- **Task instructions**:
Output every record word for word.

---------- Data excerpts

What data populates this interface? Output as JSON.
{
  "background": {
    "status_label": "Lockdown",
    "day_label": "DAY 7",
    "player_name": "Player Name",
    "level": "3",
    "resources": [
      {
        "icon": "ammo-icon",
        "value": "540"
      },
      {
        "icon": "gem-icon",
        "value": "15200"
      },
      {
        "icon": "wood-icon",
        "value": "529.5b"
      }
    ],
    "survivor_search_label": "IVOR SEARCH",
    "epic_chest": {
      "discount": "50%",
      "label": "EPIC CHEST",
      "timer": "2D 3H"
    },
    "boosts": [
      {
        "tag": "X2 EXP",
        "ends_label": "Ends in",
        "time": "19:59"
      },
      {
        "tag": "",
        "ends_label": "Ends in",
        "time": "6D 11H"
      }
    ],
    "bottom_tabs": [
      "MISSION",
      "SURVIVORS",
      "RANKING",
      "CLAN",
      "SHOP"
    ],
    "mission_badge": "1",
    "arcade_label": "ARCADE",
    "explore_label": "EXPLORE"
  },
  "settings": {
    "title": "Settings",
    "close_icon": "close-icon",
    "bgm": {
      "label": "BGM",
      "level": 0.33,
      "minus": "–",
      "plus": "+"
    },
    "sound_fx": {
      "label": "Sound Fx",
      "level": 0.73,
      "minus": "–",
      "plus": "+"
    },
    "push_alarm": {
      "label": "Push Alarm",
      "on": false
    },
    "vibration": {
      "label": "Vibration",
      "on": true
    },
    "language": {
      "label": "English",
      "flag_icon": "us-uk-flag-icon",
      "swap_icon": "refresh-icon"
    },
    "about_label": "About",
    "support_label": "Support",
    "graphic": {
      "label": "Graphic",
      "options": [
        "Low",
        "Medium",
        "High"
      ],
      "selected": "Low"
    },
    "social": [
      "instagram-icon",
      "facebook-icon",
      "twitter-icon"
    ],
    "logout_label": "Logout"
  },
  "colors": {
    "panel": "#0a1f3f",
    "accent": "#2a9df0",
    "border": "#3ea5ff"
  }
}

--------------------

- **Task answer**:
What data populates this interface? Output as JSON.
{
  "background": {
    "status_label": "Lockdown",
    "day_label": "DAY 7",
    "player_name": "Player Name",
    "level": "3",
    "resources": [
      {
        "icon": "ammo-icon",
        "value": "540"
      },
      {
        "icon": "gem-icon",
        "value": "15200"
      },
      {
        "icon": "wood-icon",
        "value": "529.5b"
      }
    ],
    "survivor_search_label": "IVOR SEARCH",
    "epic_chest": {
      "discount": "50%",
      "label": "EPIC CHEST",
      "timer": "2D 3H"
    },
    "boosts": [
      {
        "tag": "X2 EXP",
        "ends_label": "Ends in",
        "time": "19:59"
      },
      {
        "tag": "",
        "ends_label": "Ends in",
        "time": "6D 11H"
      }
    ],
    "bottom_tabs": [
      "MISSION",
      "SURVIVORS",
      "RANKING",
      "CLAN",
      "SHOP"
    ],
    "mission_badge": "1",
    "arcade_label": "ARCADE",
    "explore_label": "EXPLORE"
  },
  "settings": {
    "title": "Settings",
    "close_icon": "close-icon",
    "bgm": {
      "label": "BGM",
      "level": 0.33,
      "minus": "–",
      "plus": "+"
    },
    "sound_fx": {
      "label": "Sound Fx",
      "level": 0.73,
      "minus": "–",
      "plus": "+"
    },
    "push_alarm": {
      "label": "Push Alarm",
      "on": false
    },
    "vibration": {
      "label": "Vibration",
      "on": true
    },
    "language": {
      "label": "English",
      "flag_icon": "us-uk-flag-icon",
      "swap_icon": "refresh-icon"
    },
    "about_label": "About",
    "support_label": "Support",
    "graphic": {
      "label": "Graphic",
      "options": [
        "Low",
        "Medium",
        "High"
      ],
      "selected": "Low"
    },
    "social": [
      "instagram-icon",
      "facebook-icon",
      "twitter-icon"
    ],
    "logout_label": "Logout"
  },
  "colors": {
    "panel": "#0a1f3f",
    "accent": "#2a9df0",
    "border": "#3ea5ff"
  }
}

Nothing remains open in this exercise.